*Exercise objective*:
Exclude all pictures, then copy each of the records exactly as written.

*Data records*:
::::
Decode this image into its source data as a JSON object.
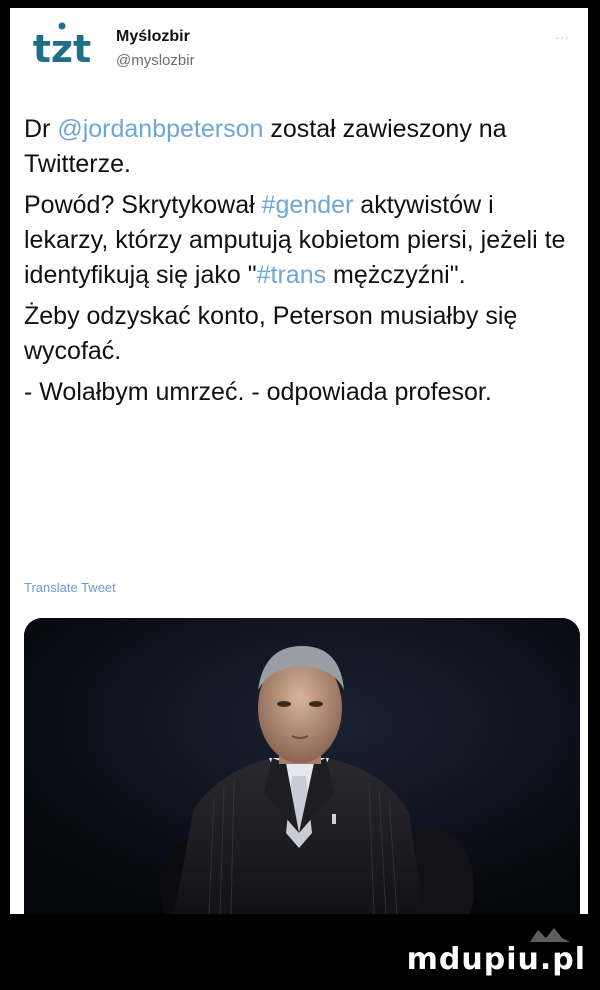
{
  "account": {
    "name": "Myślozbir",
    "handle": "@myslozbir",
    "logo_text": "tzt",
    "logo_color": "#1f6f86"
  },
  "more_menu": "...",
  "tweet": {
    "paragraphs": [
      [
        {
          "text": "Dr ",
          "link": false
        },
        {
          "text": "@jordanbpeterson",
          "link": true
        },
        {
          "text": " został zawieszony na Twitterze.",
          "link": false
        }
      ],
      [
        {
          "text": "Powód? Skrytykował ",
          "link": false
        },
        {
          "text": "#gender",
          "link": true
        },
        {
          "text": " aktywistów i lekarzy, którzy amputują kobietom piersi, jeżeli te identyfikują się jako \"",
          "link": false
        },
        {
          "text": "#trans",
          "link": true
        },
        {
          "text": " mężczyźni\".",
          "link": false
        }
      ],
      [
        {
          "text": "Żeby odzyskać konto, Peterson musiałby się wycofać.",
          "link": false
        }
      ],
      [
        {
          "text": "- Wolałbym umrzeć. - odpowiada profesor.",
          "link": false
        }
      ]
    ]
  },
  "translate_label": "Translate Tweet",
  "media": {
    "icon": "photo-of-man-in-suit"
  },
  "watermark": "mdupiu.pl",
  "colors": {
    "link": "#6fa6d6",
    "background": "#000000",
    "card": "#ffffff"
  }
}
::::
*Problem solution*:
Decode this image into its source data as a JSON object.
{
  "account": {
    "name": "Myślozbir",
    "handle": "@myslozbir",
    "logo_text": "tzt",
    "logo_color": "#1f6f86"
  },
  "more_menu": "...",
  "tweet": {
    "paragraphs": [
      [
        {
          "text": "Dr ",
          "link": false
        },
        {
          "text": "@jordanbpeterson",
          "link": true
        },
        {
          "text": " został zawieszony na Twitterze.",
          "link": false
        }
      ],
      [
        {
          "text": "Powód? Skrytykował ",
          "link": false
        },
        {
          "text": "#gender",
          "link": true
        },
        {
          "text": " aktywistów i lekarzy, którzy amputują kobietom piersi, jeżeli te identyfikują się jako \"",
          "link": false
        },
        {
          "text": "#trans",
          "link": true
        },
        {
          "text": " mężczyźni\".",
          "link": false
        }
      ],
      [
        {
          "text": "Żeby odzyskać konto, Peterson musiałby się wycofać.",
          "link": false
        }
      ],
      [
        {
          "text": "- Wolałbym umrzeć. - odpowiada profesor.",
          "link": false
        }
      ]
    ]
  },
  "translate_label": "Translate Tweet",
  "media": {
    "icon": "photo-of-man-in-suit"
  },
  "watermark": "mdupiu.pl",
  "colors": {
    "link": "#6fa6d6",
    "background": "#000000",
    "card": "#ffffff"
  }
}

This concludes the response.